• **Material provided**
--------------------------------------------------
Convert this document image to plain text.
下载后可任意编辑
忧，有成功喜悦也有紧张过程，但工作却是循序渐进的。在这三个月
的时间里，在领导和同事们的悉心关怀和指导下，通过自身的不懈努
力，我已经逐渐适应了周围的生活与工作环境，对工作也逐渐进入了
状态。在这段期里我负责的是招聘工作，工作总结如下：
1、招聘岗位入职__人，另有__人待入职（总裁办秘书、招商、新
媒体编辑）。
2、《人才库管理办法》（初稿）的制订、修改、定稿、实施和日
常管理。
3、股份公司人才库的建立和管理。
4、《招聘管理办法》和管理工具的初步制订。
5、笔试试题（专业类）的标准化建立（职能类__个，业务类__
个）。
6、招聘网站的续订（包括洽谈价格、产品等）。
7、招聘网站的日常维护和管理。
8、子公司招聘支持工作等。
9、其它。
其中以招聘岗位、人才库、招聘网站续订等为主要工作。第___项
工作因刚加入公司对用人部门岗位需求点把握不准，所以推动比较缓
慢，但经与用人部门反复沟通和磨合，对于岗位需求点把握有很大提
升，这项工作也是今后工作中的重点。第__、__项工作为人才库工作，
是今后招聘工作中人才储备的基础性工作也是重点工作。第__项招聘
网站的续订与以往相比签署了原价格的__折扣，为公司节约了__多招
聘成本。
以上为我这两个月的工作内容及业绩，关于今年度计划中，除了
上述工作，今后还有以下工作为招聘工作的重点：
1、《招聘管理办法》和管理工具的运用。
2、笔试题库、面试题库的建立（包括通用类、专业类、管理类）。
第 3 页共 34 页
--------------------------------------------------
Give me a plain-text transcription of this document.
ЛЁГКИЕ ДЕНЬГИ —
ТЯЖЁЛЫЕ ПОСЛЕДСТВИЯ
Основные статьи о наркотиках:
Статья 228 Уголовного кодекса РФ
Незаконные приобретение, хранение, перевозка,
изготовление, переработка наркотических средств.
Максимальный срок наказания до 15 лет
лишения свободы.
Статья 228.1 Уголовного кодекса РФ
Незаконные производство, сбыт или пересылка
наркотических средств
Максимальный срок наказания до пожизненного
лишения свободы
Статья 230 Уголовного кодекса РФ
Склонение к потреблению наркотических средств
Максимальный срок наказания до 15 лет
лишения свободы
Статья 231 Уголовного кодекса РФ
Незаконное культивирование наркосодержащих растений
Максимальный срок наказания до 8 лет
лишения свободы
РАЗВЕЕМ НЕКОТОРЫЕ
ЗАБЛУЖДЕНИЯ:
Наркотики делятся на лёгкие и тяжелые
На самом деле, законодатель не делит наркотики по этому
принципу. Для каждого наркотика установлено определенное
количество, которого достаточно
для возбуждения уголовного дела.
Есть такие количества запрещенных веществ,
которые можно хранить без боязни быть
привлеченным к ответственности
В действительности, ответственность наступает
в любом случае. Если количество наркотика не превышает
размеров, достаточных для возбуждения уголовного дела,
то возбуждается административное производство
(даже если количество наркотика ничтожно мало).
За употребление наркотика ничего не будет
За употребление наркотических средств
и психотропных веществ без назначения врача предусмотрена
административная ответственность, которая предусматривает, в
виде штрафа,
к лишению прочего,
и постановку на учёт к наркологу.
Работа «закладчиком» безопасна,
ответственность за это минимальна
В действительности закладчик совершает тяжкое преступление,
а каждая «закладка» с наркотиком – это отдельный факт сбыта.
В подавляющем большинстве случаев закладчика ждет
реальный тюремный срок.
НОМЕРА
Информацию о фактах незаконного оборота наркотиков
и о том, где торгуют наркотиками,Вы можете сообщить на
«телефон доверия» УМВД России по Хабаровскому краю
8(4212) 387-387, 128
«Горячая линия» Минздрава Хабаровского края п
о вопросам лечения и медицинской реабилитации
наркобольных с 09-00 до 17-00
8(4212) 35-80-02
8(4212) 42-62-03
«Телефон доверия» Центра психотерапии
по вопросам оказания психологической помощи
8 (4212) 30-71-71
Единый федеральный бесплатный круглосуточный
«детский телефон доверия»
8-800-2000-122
--------------------------------------------------
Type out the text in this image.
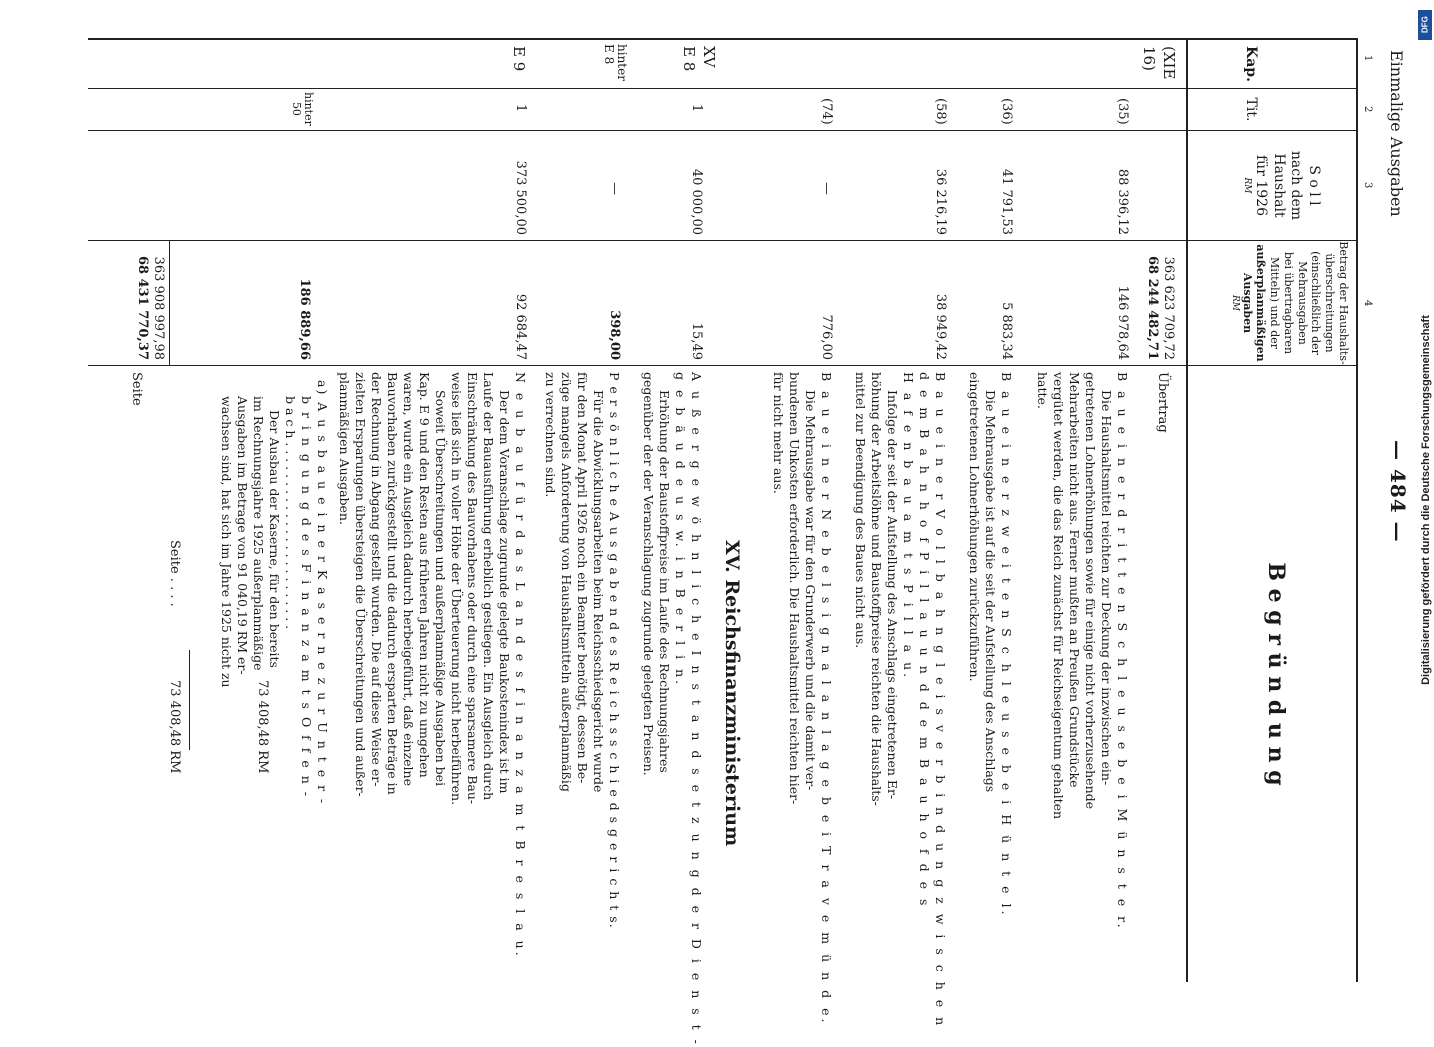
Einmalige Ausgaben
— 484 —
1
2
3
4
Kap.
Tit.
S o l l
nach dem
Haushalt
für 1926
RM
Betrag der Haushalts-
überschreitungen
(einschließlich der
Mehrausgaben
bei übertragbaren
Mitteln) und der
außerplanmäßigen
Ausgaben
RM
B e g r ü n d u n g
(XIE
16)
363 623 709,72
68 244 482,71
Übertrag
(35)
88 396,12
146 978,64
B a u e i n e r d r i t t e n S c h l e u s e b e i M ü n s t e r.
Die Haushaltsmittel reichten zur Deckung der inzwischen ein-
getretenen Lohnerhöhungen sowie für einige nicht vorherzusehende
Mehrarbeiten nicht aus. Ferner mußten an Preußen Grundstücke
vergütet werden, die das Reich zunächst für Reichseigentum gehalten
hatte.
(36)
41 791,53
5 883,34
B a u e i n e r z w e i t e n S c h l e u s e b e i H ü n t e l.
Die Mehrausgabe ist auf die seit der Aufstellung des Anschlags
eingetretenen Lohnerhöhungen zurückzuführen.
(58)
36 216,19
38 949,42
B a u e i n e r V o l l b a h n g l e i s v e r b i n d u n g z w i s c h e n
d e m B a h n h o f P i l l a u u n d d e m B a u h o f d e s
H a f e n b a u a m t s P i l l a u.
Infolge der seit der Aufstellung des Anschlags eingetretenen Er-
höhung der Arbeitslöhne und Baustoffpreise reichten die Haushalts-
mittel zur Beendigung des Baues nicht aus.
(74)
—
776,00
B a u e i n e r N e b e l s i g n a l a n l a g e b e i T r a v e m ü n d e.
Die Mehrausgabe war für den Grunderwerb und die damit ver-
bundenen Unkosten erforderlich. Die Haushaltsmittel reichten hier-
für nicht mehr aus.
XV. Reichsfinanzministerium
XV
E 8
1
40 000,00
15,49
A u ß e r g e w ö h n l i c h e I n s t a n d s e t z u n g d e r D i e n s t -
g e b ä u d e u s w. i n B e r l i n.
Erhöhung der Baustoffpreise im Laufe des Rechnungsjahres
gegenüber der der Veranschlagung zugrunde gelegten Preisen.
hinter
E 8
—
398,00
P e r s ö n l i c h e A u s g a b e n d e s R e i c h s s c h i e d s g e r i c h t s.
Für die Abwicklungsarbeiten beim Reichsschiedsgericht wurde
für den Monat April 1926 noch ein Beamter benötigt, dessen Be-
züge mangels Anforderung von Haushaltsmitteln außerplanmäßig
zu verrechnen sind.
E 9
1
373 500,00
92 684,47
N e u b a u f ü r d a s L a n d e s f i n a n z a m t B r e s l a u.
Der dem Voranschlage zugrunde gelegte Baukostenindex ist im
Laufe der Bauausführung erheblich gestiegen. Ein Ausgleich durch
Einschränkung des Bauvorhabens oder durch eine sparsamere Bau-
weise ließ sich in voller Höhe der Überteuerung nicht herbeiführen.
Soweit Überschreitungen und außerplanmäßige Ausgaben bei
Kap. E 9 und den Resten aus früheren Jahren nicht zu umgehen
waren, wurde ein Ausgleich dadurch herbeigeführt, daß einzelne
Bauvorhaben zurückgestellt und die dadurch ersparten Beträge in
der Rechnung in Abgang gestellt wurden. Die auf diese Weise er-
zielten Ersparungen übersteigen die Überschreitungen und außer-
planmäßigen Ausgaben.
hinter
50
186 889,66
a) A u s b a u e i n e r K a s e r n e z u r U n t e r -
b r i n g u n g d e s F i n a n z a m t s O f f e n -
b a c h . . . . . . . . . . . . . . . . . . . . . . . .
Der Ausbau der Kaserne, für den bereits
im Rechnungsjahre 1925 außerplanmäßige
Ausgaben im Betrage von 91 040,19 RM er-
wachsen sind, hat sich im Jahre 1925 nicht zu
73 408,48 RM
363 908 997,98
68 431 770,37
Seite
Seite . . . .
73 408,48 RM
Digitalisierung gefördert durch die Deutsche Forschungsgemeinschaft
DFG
--------------------------------------------------
• **Stated task**
Copy each line of the preceding data that contains the string "text".

• **The result**
Convert this document image to plain text.
Give me a plain-text transcription of this document.
Type out the text in this image.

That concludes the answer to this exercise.